The records below must be retyped exactly.

> **PROVIDED RECORDS**

════

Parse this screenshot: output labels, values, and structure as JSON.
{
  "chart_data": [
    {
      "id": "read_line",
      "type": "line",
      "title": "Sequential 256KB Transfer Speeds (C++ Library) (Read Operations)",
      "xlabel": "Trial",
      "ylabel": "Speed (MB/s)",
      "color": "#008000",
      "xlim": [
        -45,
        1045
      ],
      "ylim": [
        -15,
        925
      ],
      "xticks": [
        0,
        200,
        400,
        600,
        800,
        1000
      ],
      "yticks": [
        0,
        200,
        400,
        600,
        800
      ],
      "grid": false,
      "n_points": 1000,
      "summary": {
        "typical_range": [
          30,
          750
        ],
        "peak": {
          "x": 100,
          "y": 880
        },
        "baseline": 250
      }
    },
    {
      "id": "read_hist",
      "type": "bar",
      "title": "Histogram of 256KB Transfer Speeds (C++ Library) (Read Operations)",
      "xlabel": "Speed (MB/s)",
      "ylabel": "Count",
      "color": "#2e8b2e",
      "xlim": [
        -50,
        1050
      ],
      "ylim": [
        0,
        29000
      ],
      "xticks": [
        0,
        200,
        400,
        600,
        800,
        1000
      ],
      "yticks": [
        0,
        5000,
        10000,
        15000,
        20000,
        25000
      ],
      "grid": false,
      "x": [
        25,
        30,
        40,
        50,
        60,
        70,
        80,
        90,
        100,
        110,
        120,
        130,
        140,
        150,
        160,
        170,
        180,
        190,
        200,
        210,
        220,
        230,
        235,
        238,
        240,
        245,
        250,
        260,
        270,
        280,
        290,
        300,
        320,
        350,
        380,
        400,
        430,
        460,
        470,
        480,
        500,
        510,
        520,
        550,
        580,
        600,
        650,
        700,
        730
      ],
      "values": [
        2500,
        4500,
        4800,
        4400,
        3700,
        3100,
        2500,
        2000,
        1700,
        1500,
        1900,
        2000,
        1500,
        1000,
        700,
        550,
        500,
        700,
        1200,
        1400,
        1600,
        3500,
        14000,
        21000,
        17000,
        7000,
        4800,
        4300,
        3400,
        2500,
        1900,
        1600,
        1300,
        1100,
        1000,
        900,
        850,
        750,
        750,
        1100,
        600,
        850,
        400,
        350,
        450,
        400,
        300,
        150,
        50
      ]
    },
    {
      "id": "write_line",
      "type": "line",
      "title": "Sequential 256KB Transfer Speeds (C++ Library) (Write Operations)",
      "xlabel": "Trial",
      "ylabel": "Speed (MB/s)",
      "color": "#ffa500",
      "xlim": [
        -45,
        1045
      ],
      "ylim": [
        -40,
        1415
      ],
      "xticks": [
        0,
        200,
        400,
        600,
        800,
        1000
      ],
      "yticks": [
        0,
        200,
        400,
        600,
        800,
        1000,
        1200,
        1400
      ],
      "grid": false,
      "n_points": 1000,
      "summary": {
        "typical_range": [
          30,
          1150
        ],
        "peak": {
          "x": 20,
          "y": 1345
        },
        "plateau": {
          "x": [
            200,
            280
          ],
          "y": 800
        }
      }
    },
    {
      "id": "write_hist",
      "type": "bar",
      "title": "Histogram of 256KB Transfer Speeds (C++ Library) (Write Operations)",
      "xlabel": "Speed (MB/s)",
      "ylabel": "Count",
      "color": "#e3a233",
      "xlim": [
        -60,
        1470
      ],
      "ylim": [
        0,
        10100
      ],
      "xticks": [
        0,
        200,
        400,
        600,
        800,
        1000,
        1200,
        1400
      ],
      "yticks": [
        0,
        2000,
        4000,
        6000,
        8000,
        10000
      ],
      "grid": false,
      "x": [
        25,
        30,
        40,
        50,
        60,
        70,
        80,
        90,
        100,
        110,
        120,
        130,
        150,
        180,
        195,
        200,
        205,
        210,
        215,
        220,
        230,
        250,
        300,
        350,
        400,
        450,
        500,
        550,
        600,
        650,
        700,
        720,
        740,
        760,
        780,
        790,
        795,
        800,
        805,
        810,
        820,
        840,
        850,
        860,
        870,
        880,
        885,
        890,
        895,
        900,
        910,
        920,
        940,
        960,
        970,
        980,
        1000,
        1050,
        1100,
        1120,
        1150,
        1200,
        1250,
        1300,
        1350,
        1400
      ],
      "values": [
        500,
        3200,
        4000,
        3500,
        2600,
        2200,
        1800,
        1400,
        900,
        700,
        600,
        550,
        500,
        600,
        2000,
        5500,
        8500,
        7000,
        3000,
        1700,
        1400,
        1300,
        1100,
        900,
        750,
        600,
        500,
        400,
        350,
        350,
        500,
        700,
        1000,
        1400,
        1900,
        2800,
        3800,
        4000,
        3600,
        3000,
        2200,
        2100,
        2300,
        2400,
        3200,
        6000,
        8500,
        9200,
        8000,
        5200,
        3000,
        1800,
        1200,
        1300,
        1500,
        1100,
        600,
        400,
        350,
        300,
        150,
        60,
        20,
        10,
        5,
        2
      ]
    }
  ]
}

════

> **EXERCISE RESULT**
Parse this screenshot: output labels, values, and structure as JSON.
{
  "chart_data": [
    {
      "id": "read_line",
      "type": "line",
      "title": "Sequential 256KB Transfer Speeds (C++ Library) (Read Operations)",
      "xlabel": "Trial",
      "ylabel": "Speed (MB/s)",
      "color": "#008000",
      "xlim": [
        -45,
        1045
      ],
      "ylim": [
        -15,
        925
      ],
      "xticks": [
        0,
        200,
        400,
        600,
        800,
        1000
      ],
      "yticks": [
        0,
        200,
        400,
        600,
        800
      ],
      "grid": false,
      "n_points": 1000,
      "summary": {
        "typical_range": [
          30,
          750
        ],
        "peak": {
          "x": 100,
          "y": 880
        },
        "baseline": 250
      }
    },
    {
      "id": "read_hist",
      "type": "bar",
      "title": "Histogram of 256KB Transfer Speeds (C++ Library) (Read Operations)",
      "xlabel": "Speed (MB/s)",
      "ylabel": "Count",
      "color": "#2e8b2e",
      "xlim": [
        -50,
        1050
      ],
      "ylim": [
        0,
        29000
      ],
      "xticks": [
        0,
        200,
        400,
        600,
        800,
        1000
      ],
      "yticks": [
        0,
        5000,
        10000,
        15000,
        20000,
        25000
      ],
      "grid": false,
      "x": [
        25,
        30,
        40,
        50,
        60,
        70,
        80,
        90,
        100,
        110,
        120,
        130,
        140,
        150,
        160,
        170,
        180,
        190,
        200,
        210,
        220,
        230,
        235,
        238,
        240,
        245,
        250,
        260,
        270,
        280,
        290,
        300,
        320,
        350,
        380,
        400,
        430,
        460,
        470,
        480,
        500,
        510,
        520,
        550,
        580,
        600,
        650,
        700,
        730
      ],
      "values": [
        2500,
        4500,
        4800,
        4400,
        3700,
        3100,
        2500,
        2000,
        1700,
        1500,
        1900,
        2000,
        1500,
        1000,
        700,
        550,
        500,
        700,
        1200,
        1400,
        1600,
        3500,
        14000,
        21000,
        17000,
        7000,
        4800,
        4300,
        3400,
        2500,
        1900,
        1600,
        1300,
        1100,
        1000,
        900,
        850,
        750,
        750,
        1100,
        600,
        850,
        400,
        350,
        450,
        400,
        300,
        150,
        50
      ]
    },
    {
      "id": "write_line",
      "type": "line",
      "title": "Sequential 256KB Transfer Speeds (C++ Library) (Write Operations)",
      "xlabel": "Trial",
      "ylabel": "Speed (MB/s)",
      "color": "#ffa500",
      "xlim": [
        -45,
        1045
      ],
      "ylim": [
        -40,
        1415
      ],
      "xticks": [
        0,
        200,
        400,
        600,
        800,
        1000
      ],
      "yticks": [
        0,
        200,
        400,
        600,
        800,
        1000,
        1200,
        1400
      ],
      "grid": false,
      "n_points": 1000,
      "summary": {
        "typical_range": [
          30,
          1150
        ],
        "peak": {
          "x": 20,
          "y": 1345
        },
        "plateau": {
          "x": [
            200,
            280
          ],
          "y": 800
        }
      }
    },
    {
      "id": "write_hist",
      "type": "bar",
      "title": "Histogram of 256KB Transfer Speeds (C++ Library) (Write Operations)",
      "xlabel": "Speed (MB/s)",
      "ylabel": "Count",
      "color": "#e3a233",
      "xlim": [
        -60,
        1470
      ],
      "ylim": [
        0,
        10100
      ],
      "xticks": [
        0,
        200,
        400,
        600,
        800,
        1000,
        1200,
        1400
      ],
      "yticks": [
        0,
        2000,
        4000,
        6000,
        8000,
        10000
      ],
      "grid": false,
      "x": [
        25,
        30,
        40,
        50,
        60,
        70,
        80,
        90,
        100,
        110,
        120,
        130,
        150,
        180,
        195,
        200,
        205,
        210,
        215,
        220,
        230,
        250,
        300,
        350,
        400,
        450,
        500,
        550,
        600,
        650,
        700,
        720,
        740,
        760,
        780,
        790,
        795,
        800,
        805,
        810,
        820,
        840,
        850,
        860,
        870,
        880,
        885,
        890,
        895,
        900,
        910,
        920,
        940,
        960,
        970,
        980,
        1000,
        1050,
        1100,
        1120,
        1150,
        1200,
        1250,
        1300,
        1350,
        1400
      ],
      "values": [
        500,
        3200,
        4000,
        3500,
        2600,
        2200,
        1800,
        1400,
        900,
        700,
        600,
        550,
        500,
        600,
        2000,
        5500,
        8500,
        7000,
        3000,
        1700,
        1400,
        1300,
        1100,
        900,
        750,
        600,
        500,
        400,
        350,
        350,
        500,
        700,
        1000,
        1400,
        1900,
        2800,
        3800,
        4000,
        3600,
        3000,
        2200,
        2100,
        2300,
        2400,
        3200,
        6000,
        8500,
        9200,
        8000,
        5200,
        3000,
        1800,
        1200,
        1300,
        1500,
        1100,
        600,
        400,
        350,
        300,
        150,
        60,
        20,
        10,
        5,
        2
      ]
    }
  ]
}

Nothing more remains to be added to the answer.